◆ THE INPUT ◆
↓↓↓

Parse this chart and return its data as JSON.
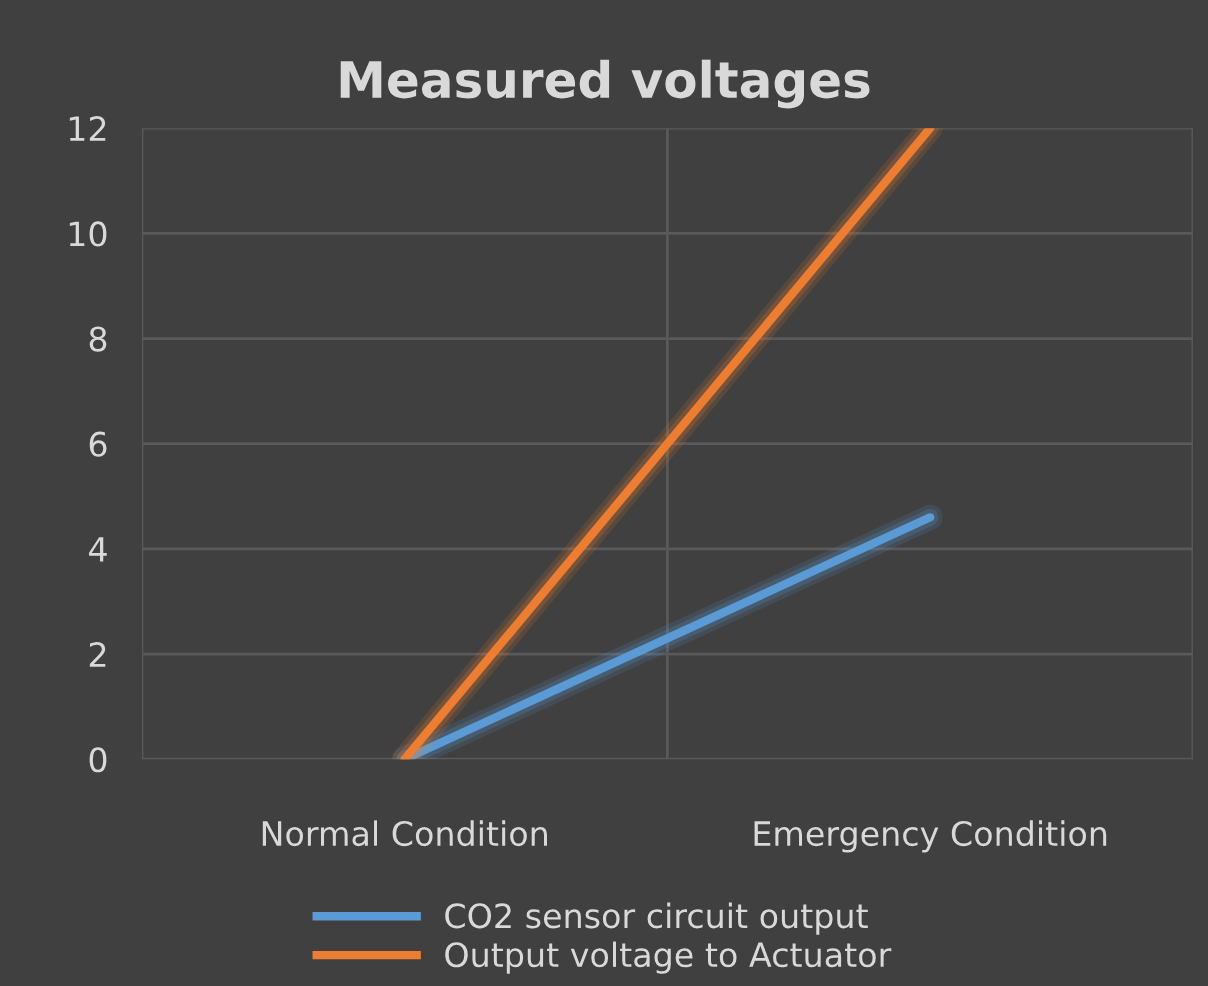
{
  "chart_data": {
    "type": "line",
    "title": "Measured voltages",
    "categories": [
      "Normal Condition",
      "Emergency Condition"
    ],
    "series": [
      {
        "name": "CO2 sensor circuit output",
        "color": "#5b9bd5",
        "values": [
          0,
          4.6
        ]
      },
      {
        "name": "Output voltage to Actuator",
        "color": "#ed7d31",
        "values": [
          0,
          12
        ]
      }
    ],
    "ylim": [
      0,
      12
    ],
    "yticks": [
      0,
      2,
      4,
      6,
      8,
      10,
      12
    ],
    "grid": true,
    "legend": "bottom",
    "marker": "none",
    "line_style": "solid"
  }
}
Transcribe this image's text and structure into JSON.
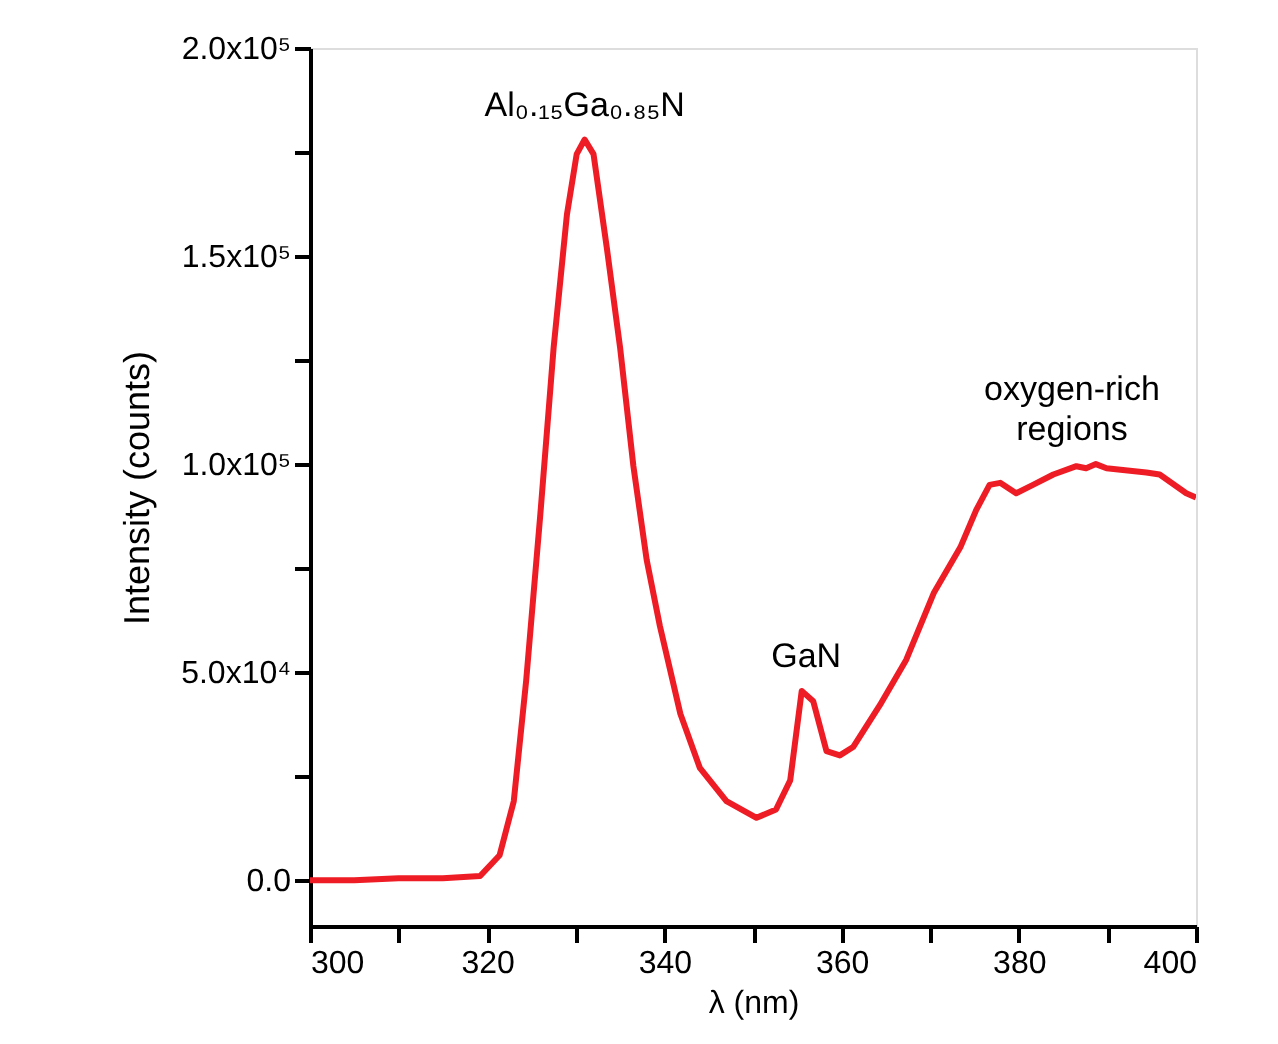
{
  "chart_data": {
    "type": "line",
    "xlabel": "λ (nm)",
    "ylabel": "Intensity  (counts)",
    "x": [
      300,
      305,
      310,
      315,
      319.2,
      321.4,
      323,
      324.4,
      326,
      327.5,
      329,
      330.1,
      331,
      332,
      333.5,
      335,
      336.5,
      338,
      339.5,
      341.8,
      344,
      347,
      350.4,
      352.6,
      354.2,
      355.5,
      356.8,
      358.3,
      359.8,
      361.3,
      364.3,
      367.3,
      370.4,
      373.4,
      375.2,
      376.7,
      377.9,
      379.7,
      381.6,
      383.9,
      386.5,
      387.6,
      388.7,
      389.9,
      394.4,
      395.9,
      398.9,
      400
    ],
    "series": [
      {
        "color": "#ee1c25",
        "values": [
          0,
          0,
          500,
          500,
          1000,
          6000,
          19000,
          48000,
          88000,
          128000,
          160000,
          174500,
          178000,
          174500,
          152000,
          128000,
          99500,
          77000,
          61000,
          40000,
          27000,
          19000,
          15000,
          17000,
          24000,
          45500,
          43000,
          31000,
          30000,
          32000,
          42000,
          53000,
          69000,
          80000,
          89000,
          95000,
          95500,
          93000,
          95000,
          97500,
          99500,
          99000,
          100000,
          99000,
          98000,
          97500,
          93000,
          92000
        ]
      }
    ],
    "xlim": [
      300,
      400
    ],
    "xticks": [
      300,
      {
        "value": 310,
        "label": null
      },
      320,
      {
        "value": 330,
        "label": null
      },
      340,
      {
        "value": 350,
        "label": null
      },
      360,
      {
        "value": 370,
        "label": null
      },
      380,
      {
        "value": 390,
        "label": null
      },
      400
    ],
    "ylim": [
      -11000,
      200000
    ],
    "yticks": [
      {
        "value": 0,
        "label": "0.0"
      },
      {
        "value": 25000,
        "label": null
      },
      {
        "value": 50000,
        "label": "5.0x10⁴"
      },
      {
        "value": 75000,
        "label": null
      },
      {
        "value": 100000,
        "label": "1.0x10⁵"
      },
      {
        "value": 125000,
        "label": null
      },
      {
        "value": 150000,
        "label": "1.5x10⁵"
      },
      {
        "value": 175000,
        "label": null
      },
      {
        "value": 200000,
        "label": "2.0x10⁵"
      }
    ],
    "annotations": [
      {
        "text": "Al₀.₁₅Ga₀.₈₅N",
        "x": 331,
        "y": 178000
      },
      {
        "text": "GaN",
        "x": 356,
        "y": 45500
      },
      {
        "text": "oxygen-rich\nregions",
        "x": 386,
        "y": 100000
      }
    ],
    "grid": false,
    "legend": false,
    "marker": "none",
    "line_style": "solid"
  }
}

↑↑↑

◆ WHAT TO PRODUCE ◆
All of the entries above should be duplicated exactly, except for the pictures.

◆ RESPONSE TO THE EXERCISE ◆
Parse this chart and return its data as JSON.
{
  "chart_data": {
    "type": "line",
    "title": "Measured voltages",
    "categories": [
      "Normal Condition",
      "Emergency Condition"
    ],
    "series": [
      {
        "name": "CO2 sensor circuit output",
        "color": "#5b9bd5",
        "values": [
          0,
          4.6
        ]
      },
      {
        "name": "Output voltage to Actuator",
        "color": "#ed7d31",
        "values": [
          0,
          12
        ]
      }
    ],
    "ylim": [
      0,
      12
    ],
    "yticks": [
      0,
      2,
      4,
      6,
      8,
      10,
      12
    ],
    "grid": true,
    "legend": "bottom",
    "marker": "none",
    "line_style": "solid"
  }
}
Transcribe this image's text and structure into JSON.
{
  "chart_data": {
    "type": "line",
    "xlabel": "λ (nm)",
    "ylabel": "Intensity  (counts)",
    "x": [
      300,
      305,
      310,
      315,
      319.2,
      321.4,
      323,
      324.4,
      326,
      327.5,
      329,
      330.1,
      331,
      332,
      333.5,
      335,
      336.5,
      338,
      339.5,
      341.8,
      344,
      347,
      350.4,
      352.6,
      354.2,
      355.5,
      356.8,
      358.3,
      359.8,
      361.3,
      364.3,
      367.3,
      370.4,
      373.4,
      375.2,
      376.7,
      377.9,
      379.7,
      381.6,
      383.9,
      386.5,
      387.6,
      388.7,
      389.9,
      394.4,
      395.9,
      398.9,
      400
    ],
    "series": [
      {
        "color": "#ee1c25",
        "values": [
          0,
          0,
          500,
          500,
          1000,
          6000,
          19000,
          48000,
          88000,
          128000,
          160000,
          174500,
          178000,
          174500,
          152000,
          128000,
          99500,
          77000,
          61000,
          40000,
          27000,
          19000,
          15000,
          17000,
          24000,
          45500,
          43000,
          31000,
          30000,
          32000,
          42000,
          53000,
          69000,
          80000,
          89000,
          95000,
          95500,
          93000,
          95000,
          97500,
          99500,
          99000,
          100000,
          99000,
          98000,
          97500,
          93000,
          92000
        ]
      }
    ],
    "xlim": [
      300,
      400
    ],
    "xticks": [
      300,
      {
        "value": 310,
        "label": null
      },
      320,
      {
        "value": 330,
        "label": null
      },
      340,
      {
        "value": 350,
        "label": null
      },
      360,
      {
        "value": 370,
        "label": null
      },
      380,
      {
        "value": 390,
        "label": null
      },
      400
    ],
    "ylim": [
      -11000,
      200000
    ],
    "yticks": [
      {
        "value": 0,
        "label": "0.0"
      },
      {
        "value": 25000,
        "label": null
      },
      {
        "value": 50000,
        "label": "5.0x10⁴"
      },
      {
        "value": 75000,
        "label": null
      },
      {
        "value": 100000,
        "label": "1.0x10⁵"
      },
      {
        "value": 125000,
        "label": null
      },
      {
        "value": 150000,
        "label": "1.5x10⁵"
      },
      {
        "value": 175000,
        "label": null
      },
      {
        "value": 200000,
        "label": "2.0x10⁵"
      }
    ],
    "annotations": [
      {
        "text": "Al₀.₁₅Ga₀.₈₅N",
        "x": 331,
        "y": 178000
      },
      {
        "text": "GaN",
        "x": 356,
        "y": 45500
      },
      {
        "text": "oxygen-rich\nregions",
        "x": 386,
        "y": 100000
      }
    ],
    "grid": false,
    "legend": false,
    "marker": "none",
    "line_style": "solid"
  }
}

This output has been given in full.